It is required that all of the data be written out exactly.

◆ ◆ ◆ ◆ ◆ ◆ ◆

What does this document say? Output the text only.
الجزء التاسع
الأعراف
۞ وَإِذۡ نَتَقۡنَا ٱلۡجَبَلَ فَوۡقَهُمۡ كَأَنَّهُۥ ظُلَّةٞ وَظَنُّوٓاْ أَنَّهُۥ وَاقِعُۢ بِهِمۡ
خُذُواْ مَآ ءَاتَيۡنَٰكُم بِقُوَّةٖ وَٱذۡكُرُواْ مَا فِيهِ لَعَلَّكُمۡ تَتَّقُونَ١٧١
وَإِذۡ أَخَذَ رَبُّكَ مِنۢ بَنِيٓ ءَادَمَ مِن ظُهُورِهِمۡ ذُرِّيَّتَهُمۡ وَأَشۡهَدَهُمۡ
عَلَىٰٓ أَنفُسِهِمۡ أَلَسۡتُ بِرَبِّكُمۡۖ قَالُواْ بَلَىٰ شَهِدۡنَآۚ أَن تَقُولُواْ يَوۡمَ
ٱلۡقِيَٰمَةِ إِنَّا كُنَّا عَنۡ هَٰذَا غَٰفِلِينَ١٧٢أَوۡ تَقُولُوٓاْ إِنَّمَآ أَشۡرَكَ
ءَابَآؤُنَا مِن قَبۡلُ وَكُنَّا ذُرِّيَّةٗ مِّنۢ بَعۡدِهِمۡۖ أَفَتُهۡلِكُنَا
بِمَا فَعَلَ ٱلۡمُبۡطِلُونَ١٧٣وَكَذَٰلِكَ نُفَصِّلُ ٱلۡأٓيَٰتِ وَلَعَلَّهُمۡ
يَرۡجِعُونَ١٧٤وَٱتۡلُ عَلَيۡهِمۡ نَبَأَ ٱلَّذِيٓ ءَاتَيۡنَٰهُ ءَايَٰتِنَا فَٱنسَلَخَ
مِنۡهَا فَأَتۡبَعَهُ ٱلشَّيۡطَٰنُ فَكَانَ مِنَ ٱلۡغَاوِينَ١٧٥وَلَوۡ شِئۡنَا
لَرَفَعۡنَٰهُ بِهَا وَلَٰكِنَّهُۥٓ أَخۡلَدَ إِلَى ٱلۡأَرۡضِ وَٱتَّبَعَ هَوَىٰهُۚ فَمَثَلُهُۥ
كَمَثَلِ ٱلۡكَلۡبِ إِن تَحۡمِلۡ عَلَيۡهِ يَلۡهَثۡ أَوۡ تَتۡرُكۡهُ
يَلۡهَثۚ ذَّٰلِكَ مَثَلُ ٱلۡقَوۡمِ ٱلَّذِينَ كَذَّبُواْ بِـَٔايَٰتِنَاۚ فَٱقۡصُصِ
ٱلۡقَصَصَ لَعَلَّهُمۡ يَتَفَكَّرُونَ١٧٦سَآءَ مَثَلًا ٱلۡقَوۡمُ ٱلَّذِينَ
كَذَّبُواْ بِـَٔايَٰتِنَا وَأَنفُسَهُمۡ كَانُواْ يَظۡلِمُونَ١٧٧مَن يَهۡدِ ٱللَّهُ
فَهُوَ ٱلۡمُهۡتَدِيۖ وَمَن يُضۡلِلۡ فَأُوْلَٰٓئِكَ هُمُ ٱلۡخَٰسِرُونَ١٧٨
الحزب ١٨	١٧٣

◆ ◆ ◆ ◆ ◆ ◆ ◆

> Solution to this exercise
What does this document say? Output the text only.
الجزء التاسع
الأعراف
۞ وَإِذۡ نَتَقۡنَا ٱلۡجَبَلَ فَوۡقَهُمۡ كَأَنَّهُۥ ظُلَّةٞ وَظَنُّوٓاْ أَنَّهُۥ وَاقِعُۢ بِهِمۡ
خُذُواْ مَآ ءَاتَيۡنَٰكُم بِقُوَّةٖ وَٱذۡكُرُواْ مَا فِيهِ لَعَلَّكُمۡ تَتَّقُونَ١٧١
وَإِذۡ أَخَذَ رَبُّكَ مِنۢ بَنِيٓ ءَادَمَ مِن ظُهُورِهِمۡ ذُرِّيَّتَهُمۡ وَأَشۡهَدَهُمۡ
عَلَىٰٓ أَنفُسِهِمۡ أَلَسۡتُ بِرَبِّكُمۡۖ قَالُواْ بَلَىٰ شَهِدۡنَآۚ أَن تَقُولُواْ يَوۡمَ
ٱلۡقِيَٰمَةِ إِنَّا كُنَّا عَنۡ هَٰذَا غَٰفِلِينَ١٧٢أَوۡ تَقُولُوٓاْ إِنَّمَآ أَشۡرَكَ
ءَابَآؤُنَا مِن قَبۡلُ وَكُنَّا ذُرِّيَّةٗ مِّنۢ بَعۡدِهِمۡۖ أَفَتُهۡلِكُنَا
بِمَا فَعَلَ ٱلۡمُبۡطِلُونَ١٧٣وَكَذَٰلِكَ نُفَصِّلُ ٱلۡأٓيَٰتِ وَلَعَلَّهُمۡ
يَرۡجِعُونَ١٧٤وَٱتۡلُ عَلَيۡهِمۡ نَبَأَ ٱلَّذِيٓ ءَاتَيۡنَٰهُ ءَايَٰتِنَا فَٱنسَلَخَ
مِنۡهَا فَأَتۡبَعَهُ ٱلشَّيۡطَٰنُ فَكَانَ مِنَ ٱلۡغَاوِينَ١٧٥وَلَوۡ شِئۡنَا
لَرَفَعۡنَٰهُ بِهَا وَلَٰكِنَّهُۥٓ أَخۡلَدَ إِلَى ٱلۡأَرۡضِ وَٱتَّبَعَ هَوَىٰهُۚ فَمَثَلُهُۥ
كَمَثَلِ ٱلۡكَلۡبِ إِن تَحۡمِلۡ عَلَيۡهِ يَلۡهَثۡ أَوۡ تَتۡرُكۡهُ
يَلۡهَثۚ ذَّٰلِكَ مَثَلُ ٱلۡقَوۡمِ ٱلَّذِينَ كَذَّبُواْ بِـَٔايَٰتِنَاۚ فَٱقۡصُصِ
ٱلۡقَصَصَ لَعَلَّهُمۡ يَتَفَكَّرُونَ١٧٦سَآءَ مَثَلًا ٱلۡقَوۡمُ ٱلَّذِينَ
كَذَّبُواْ بِـَٔايَٰتِنَا وَأَنفُسَهُمۡ كَانُواْ يَظۡلِمُونَ١٧٧مَن يَهۡدِ ٱللَّهُ
فَهُوَ ٱلۡمُهۡتَدِيۖ وَمَن يُضۡلِلۡ فَأُوْلَٰٓئِكَ هُمُ ٱلۡخَٰسِرُونَ١٧٨
الحزب ١٨	١٧٣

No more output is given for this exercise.